--- START Excerpted records ---
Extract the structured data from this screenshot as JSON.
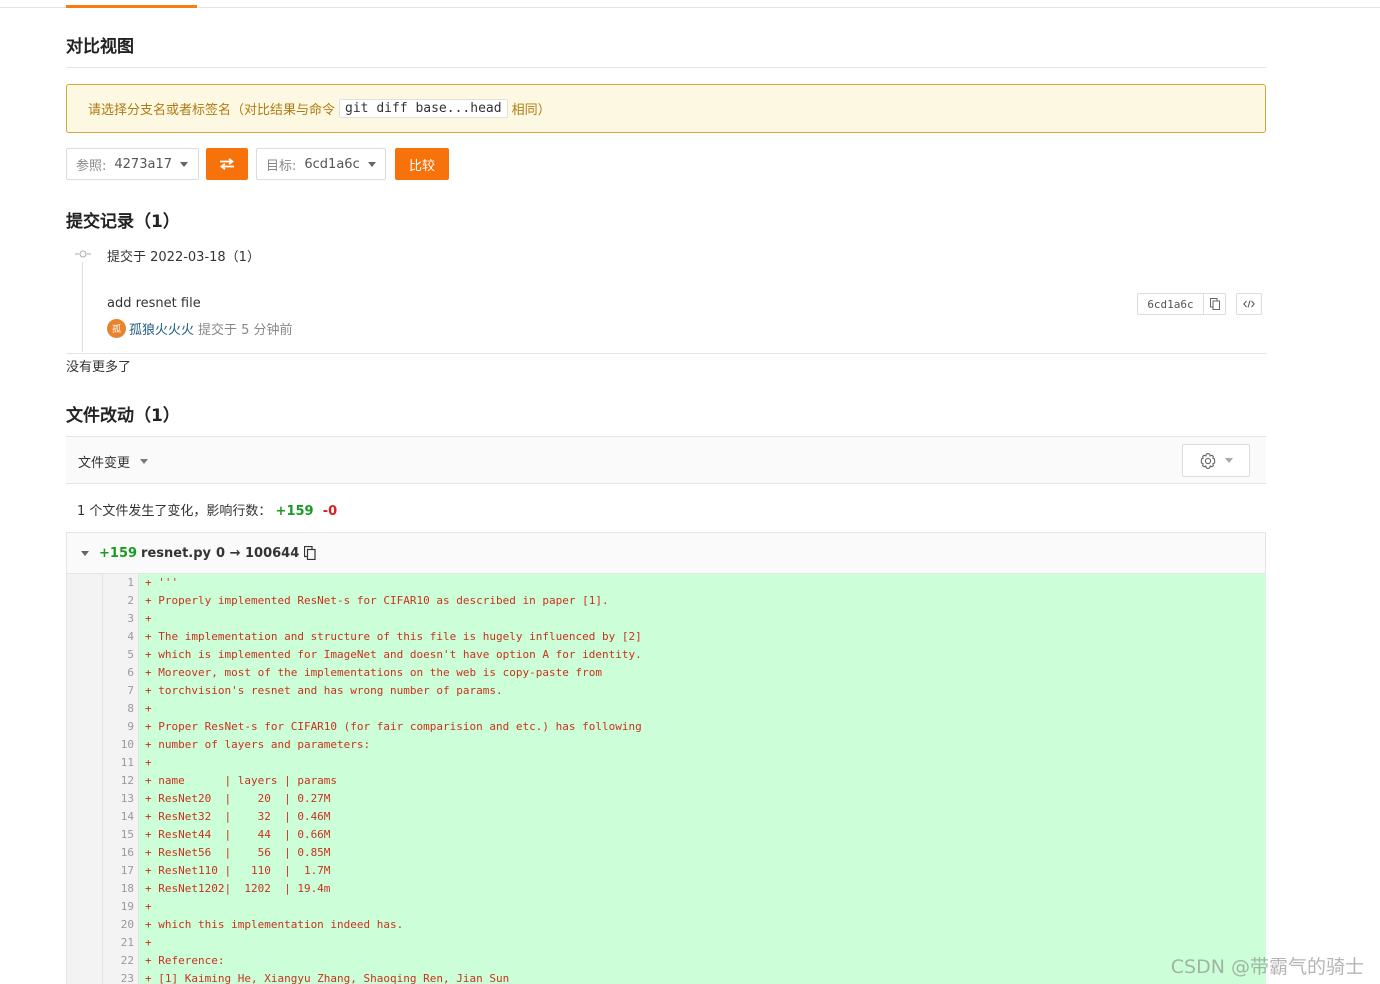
{
  "page": {
    "title": "对比视图"
  },
  "notice": {
    "text_before": "请选择分支名或者标签名（对比结果与命令",
    "command": "git diff base...head",
    "text_after": "相同）"
  },
  "compare": {
    "base_label": "参照:",
    "base_value": "4273a17",
    "swap_icon": "swap-arrows-icon",
    "target_label": "目标:",
    "target_value": "6cd1a6c",
    "compare_button": "比较"
  },
  "commits": {
    "heading": "提交记录（1）",
    "group_label": "提交于 2022-03-18（1）",
    "items": [
      {
        "message": "add resnet file",
        "avatar_char": "孤",
        "author": "孤狼火火火",
        "time_text": "提交于 5 分钟前",
        "sha": "6cd1a6c"
      }
    ],
    "no_more": "没有更多了"
  },
  "files": {
    "heading": "文件改动（1）",
    "filter_label": "文件变更",
    "summary_text": "1 个文件发生了变化，影响行数：",
    "additions": "+159",
    "deletions": "-0"
  },
  "diff": {
    "added": "+159",
    "filename": "resnet.py",
    "mode_change": "0 → 100644",
    "lines": [
      {
        "n": "1",
        "text": "+ '''"
      },
      {
        "n": "2",
        "text": "+ Properly implemented ResNet-s for CIFAR10 as described in paper [1]."
      },
      {
        "n": "3",
        "text": "+"
      },
      {
        "n": "4",
        "text": "+ The implementation and structure of this file is hugely influenced by [2]"
      },
      {
        "n": "5",
        "text": "+ which is implemented for ImageNet and doesn't have option A for identity."
      },
      {
        "n": "6",
        "text": "+ Moreover, most of the implementations on the web is copy-paste from"
      },
      {
        "n": "7",
        "text": "+ torchvision's resnet and has wrong number of params."
      },
      {
        "n": "8",
        "text": "+"
      },
      {
        "n": "9",
        "text": "+ Proper ResNet-s for CIFAR10 (for fair comparision and etc.) has following"
      },
      {
        "n": "10",
        "text": "+ number of layers and parameters:"
      },
      {
        "n": "11",
        "text": "+"
      },
      {
        "n": "12",
        "text": "+ name      | layers | params"
      },
      {
        "n": "13",
        "text": "+ ResNet20  |    20  | 0.27M"
      },
      {
        "n": "14",
        "text": "+ ResNet32  |    32  | 0.46M"
      },
      {
        "n": "15",
        "text": "+ ResNet44  |    44  | 0.66M"
      },
      {
        "n": "16",
        "text": "+ ResNet56  |    56  | 0.85M"
      },
      {
        "n": "17",
        "text": "+ ResNet110 |   110  |  1.7M"
      },
      {
        "n": "18",
        "text": "+ ResNet1202|  1202  | 19.4m"
      },
      {
        "n": "19",
        "text": "+"
      },
      {
        "n": "20",
        "text": "+ which this implementation indeed has."
      },
      {
        "n": "21",
        "text": "+"
      },
      {
        "n": "22",
        "text": "+ Reference:"
      },
      {
        "n": "23",
        "text": "+ [1] Kaiming He, Xiangyu Zhang, Shaoqing Ren, Jian Sun"
      }
    ]
  },
  "watermark": "CSDN @带霸气的骑士",
  "colors": {
    "accent": "#f8720c",
    "added_bg": "#ccffd8",
    "added_text": "#c8321e",
    "plus": "#1a9b24",
    "minus": "#d62020"
  }
}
--- END Excerpted records ---
What to do = Pictures are not part of the copy; output everything else in the records exactly.

Expected answer =
Extract the structured data from this screenshot as JSON.
{
  "page": {
    "title": "对比视图"
  },
  "notice": {
    "text_before": "请选择分支名或者标签名（对比结果与命令",
    "command": "git diff base...head",
    "text_after": "相同）"
  },
  "compare": {
    "base_label": "参照:",
    "base_value": "4273a17",
    "swap_icon": "swap-arrows-icon",
    "target_label": "目标:",
    "target_value": "6cd1a6c",
    "compare_button": "比较"
  },
  "commits": {
    "heading": "提交记录（1）",
    "group_label": "提交于 2022-03-18（1）",
    "items": [
      {
        "message": "add resnet file",
        "avatar_char": "孤",
        "author": "孤狼火火火",
        "time_text": "提交于 5 分钟前",
        "sha": "6cd1a6c"
      }
    ],
    "no_more": "没有更多了"
  },
  "files": {
    "heading": "文件改动（1）",
    "filter_label": "文件变更",
    "summary_text": "1 个文件发生了变化，影响行数：",
    "additions": "+159",
    "deletions": "-0"
  },
  "diff": {
    "added": "+159",
    "filename": "resnet.py",
    "mode_change": "0 → 100644",
    "lines": [
      {
        "n": "1",
        "text": "+ '''"
      },
      {
        "n": "2",
        "text": "+ Properly implemented ResNet-s for CIFAR10 as described in paper [1]."
      },
      {
        "n": "3",
        "text": "+"
      },
      {
        "n": "4",
        "text": "+ The implementation and structure of this file is hugely influenced by [2]"
      },
      {
        "n": "5",
        "text": "+ which is implemented for ImageNet and doesn't have option A for identity."
      },
      {
        "n": "6",
        "text": "+ Moreover, most of the implementations on the web is copy-paste from"
      },
      {
        "n": "7",
        "text": "+ torchvision's resnet and has wrong number of params."
      },
      {
        "n": "8",
        "text": "+"
      },
      {
        "n": "9",
        "text": "+ Proper ResNet-s for CIFAR10 (for fair comparision and etc.) has following"
      },
      {
        "n": "10",
        "text": "+ number of layers and parameters:"
      },
      {
        "n": "11",
        "text": "+"
      },
      {
        "n": "12",
        "text": "+ name      | layers | params"
      },
      {
        "n": "13",
        "text": "+ ResNet20  |    20  | 0.27M"
      },
      {
        "n": "14",
        "text": "+ ResNet32  |    32  | 0.46M"
      },
      {
        "n": "15",
        "text": "+ ResNet44  |    44  | 0.66M"
      },
      {
        "n": "16",
        "text": "+ ResNet56  |    56  | 0.85M"
      },
      {
        "n": "17",
        "text": "+ ResNet110 |   110  |  1.7M"
      },
      {
        "n": "18",
        "text": "+ ResNet1202|  1202  | 19.4m"
      },
      {
        "n": "19",
        "text": "+"
      },
      {
        "n": "20",
        "text": "+ which this implementation indeed has."
      },
      {
        "n": "21",
        "text": "+"
      },
      {
        "n": "22",
        "text": "+ Reference:"
      },
      {
        "n": "23",
        "text": "+ [1] Kaiming He, Xiangyu Zhang, Shaoqing Ren, Jian Sun"
      }
    ]
  },
  "watermark": "CSDN @带霸气的骑士",
  "colors": {
    "accent": "#f8720c",
    "added_bg": "#ccffd8",
    "added_text": "#c8321e",
    "plus": "#1a9b24",
    "minus": "#d62020"
  }
}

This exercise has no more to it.